* [WRITTEN INSTRUCTION]: Images are excluded; otherwise, output every record exactly.

* [EXERCISE DATA]:
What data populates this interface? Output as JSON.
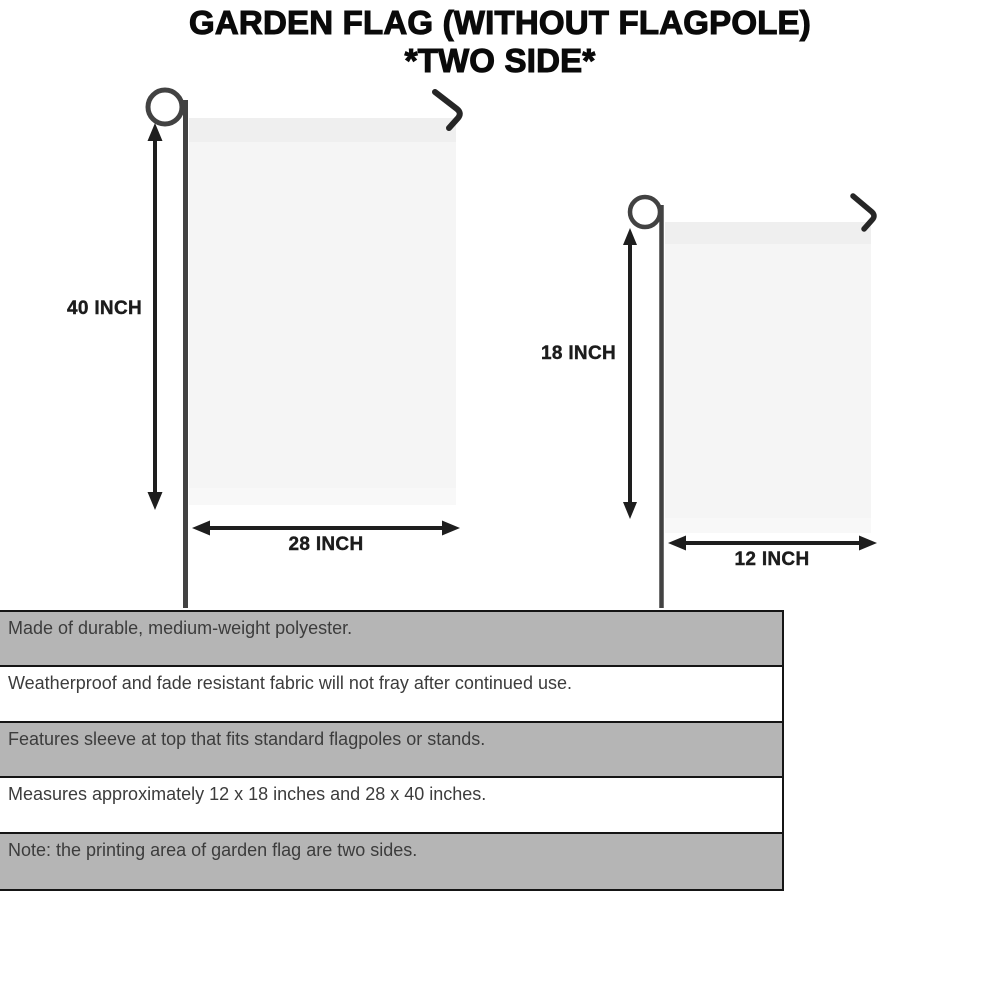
{
  "title": {
    "line1": "GARDEN FLAG (WITHOUT FLAGPOLE)",
    "line2": "*TWO SIDE*"
  },
  "flags": {
    "large": {
      "height_label": "40 INCH",
      "width_label": "28 INCH"
    },
    "small": {
      "height_label": "18 INCH",
      "width_label": "12 INCH"
    }
  },
  "features": [
    {
      "text": "Made of durable, medium-weight polyester."
    },
    {
      "text": "Weatherproof and fade resistant fabric will not fray after continued use."
    },
    {
      "text": "Features sleeve at top that fits standard flagpoles or stands."
    },
    {
      "text": "Measures approximately 12 x 18 inches and 28 x 40 inches."
    },
    {
      "text": "Note: the printing area of garden flag are two sides."
    }
  ],
  "colors": {
    "row_shaded": "#b5b5b5",
    "row_plain": "#ffffff",
    "panel_border": "#151515",
    "flag_fill": "#f5f5f5",
    "flag_sleeve": "#efefef",
    "pole": "#424242",
    "arrow": "#1e1e1e",
    "feature_text": "#3c3c3c",
    "title_text": "#0a0a0a"
  }
}
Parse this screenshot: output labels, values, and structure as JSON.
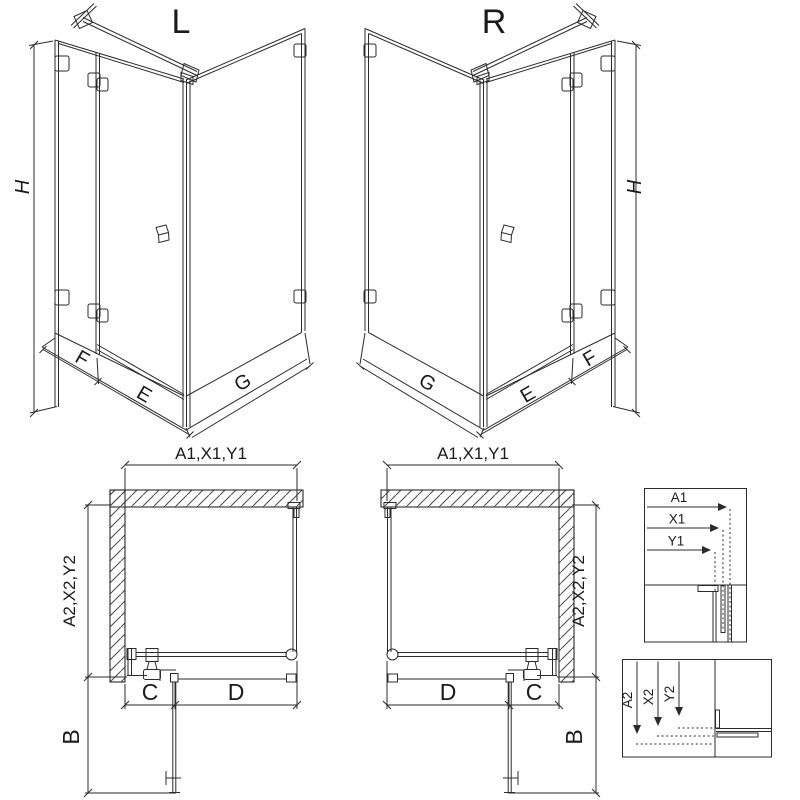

* [ANSWER IN FULL]:
What data populates this interface? Output as JSON.
{
  "title": {
    "line1": "GARDEN FLAG (WITHOUT FLAGPOLE)",
    "line2": "*TWO SIDE*"
  },
  "flags": {
    "large": {
      "height_label": "40 INCH",
      "width_label": "28 INCH"
    },
    "small": {
      "height_label": "18 INCH",
      "width_label": "12 INCH"
    }
  },
  "features": [
    {
      "text": "Made of durable, medium-weight polyester."
    },
    {
      "text": "Weatherproof and fade resistant fabric will not fray after continued use."
    },
    {
      "text": "Features sleeve at top that fits standard flagpoles or stands."
    },
    {
      "text": "Measures approximately 12 x 18 inches and 28 x 40 inches."
    },
    {
      "text": "Note: the printing area of garden flag are two sides."
    }
  ],
  "colors": {
    "row_shaded": "#b5b5b5",
    "row_plain": "#ffffff",
    "panel_border": "#151515",
    "flag_fill": "#f5f5f5",
    "flag_sleeve": "#efefef",
    "pole": "#424242",
    "arrow": "#1e1e1e",
    "feature_text": "#3c3c3c",
    "title_text": "#0a0a0a"
  }
}
Parse this screenshot: output labels, values, and structure as JSON.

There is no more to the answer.